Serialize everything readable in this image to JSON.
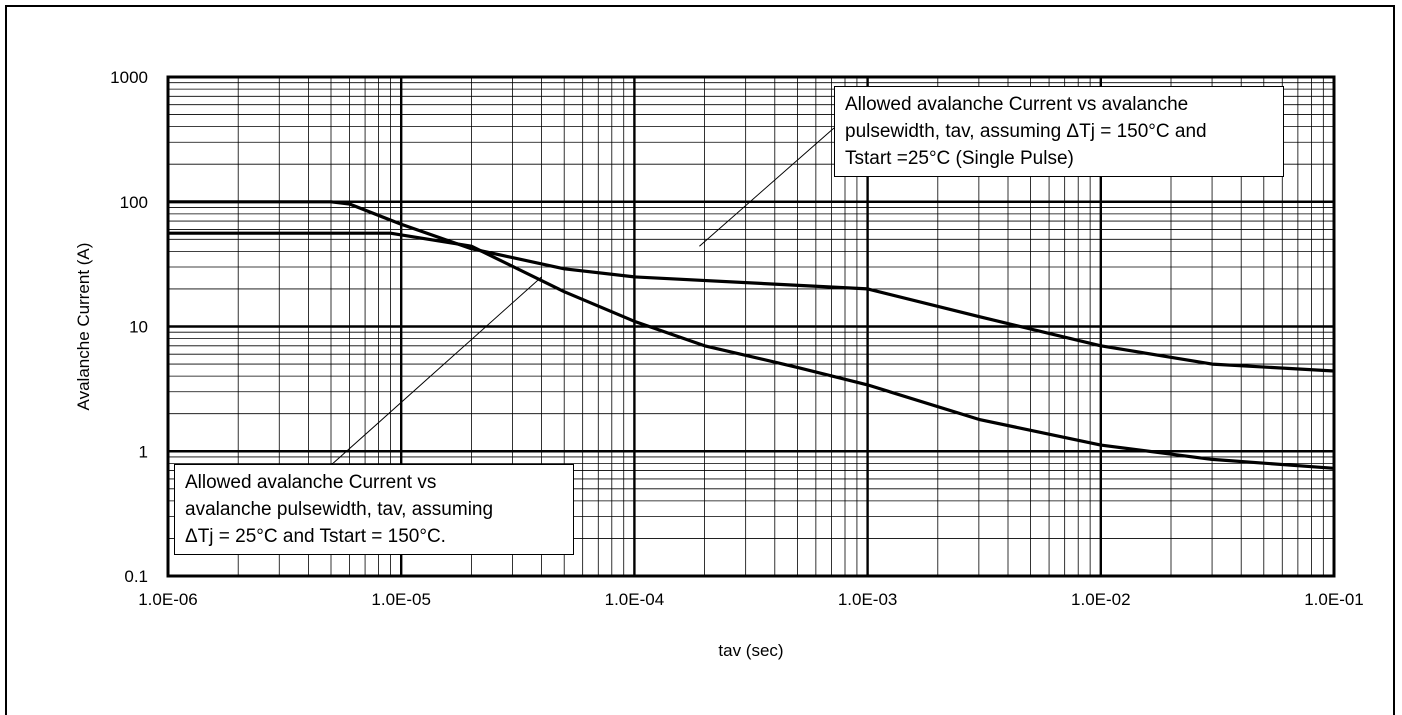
{
  "chart_data": {
    "type": "line",
    "xlabel": "tav (sec)",
    "ylabel": "Avalanche Current (A)",
    "xscale": "log",
    "yscale": "log",
    "xlim": [
      1e-06,
      0.1
    ],
    "ylim": [
      0.1,
      1000
    ],
    "x_tick_labels": [
      "1.0E-06",
      "1.0E-05",
      "1.0E-04",
      "1.0E-03",
      "1.0E-02",
      "1.0E-01"
    ],
    "y_tick_labels": [
      "0.1",
      "1",
      "10",
      "100",
      "1000"
    ],
    "grid": true,
    "series": [
      {
        "x": [
          1e-06,
          5e-06,
          6e-06,
          1e-05,
          2e-05,
          5e-05,
          0.0001,
          0.001,
          0.003,
          0.01,
          0.03,
          0.1
        ],
        "y": [
          100,
          100,
          96,
          66,
          42,
          29,
          25,
          20,
          12,
          7,
          5,
          4.4
        ]
      },
      {
        "x": [
          1e-06,
          9e-06,
          2e-05,
          5e-05,
          0.0001,
          0.0002,
          0.0005,
          0.001,
          0.003,
          0.01,
          0.03,
          0.1
        ],
        "y": [
          56,
          56,
          44,
          19,
          11,
          7,
          4.7,
          3.4,
          1.8,
          1.12,
          0.86,
          0.73
        ]
      }
    ],
    "annotations": [
      {
        "lines": [
          "Allowed avalanche Current vs avalanche",
          "pulsewidth, tav, assuming  ΔTj = 150°C and",
          "Tstart =25°C (Single Pulse)"
        ],
        "pointer": {
          "x": 0.00019,
          "y": 44
        }
      },
      {
        "lines": [
          "Allowed avalanche Current vs",
          "avalanche pulsewidth, tav, assuming",
          "ΔTj = 25°C and Tstart = 150°C."
        ],
        "pointer": {
          "x": 4e-05,
          "y": 25
        }
      }
    ]
  }
}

****************

*GIVEN PROBLEM*
In the records above, find each line that holds the word "pulsewidth"; copy all such lines.

*SOLVED PROBLEM*
          "pulsewidth, tav, assuming  ΔTj = 150°C and",
          "avalanche pulsewidth, tav, assuming",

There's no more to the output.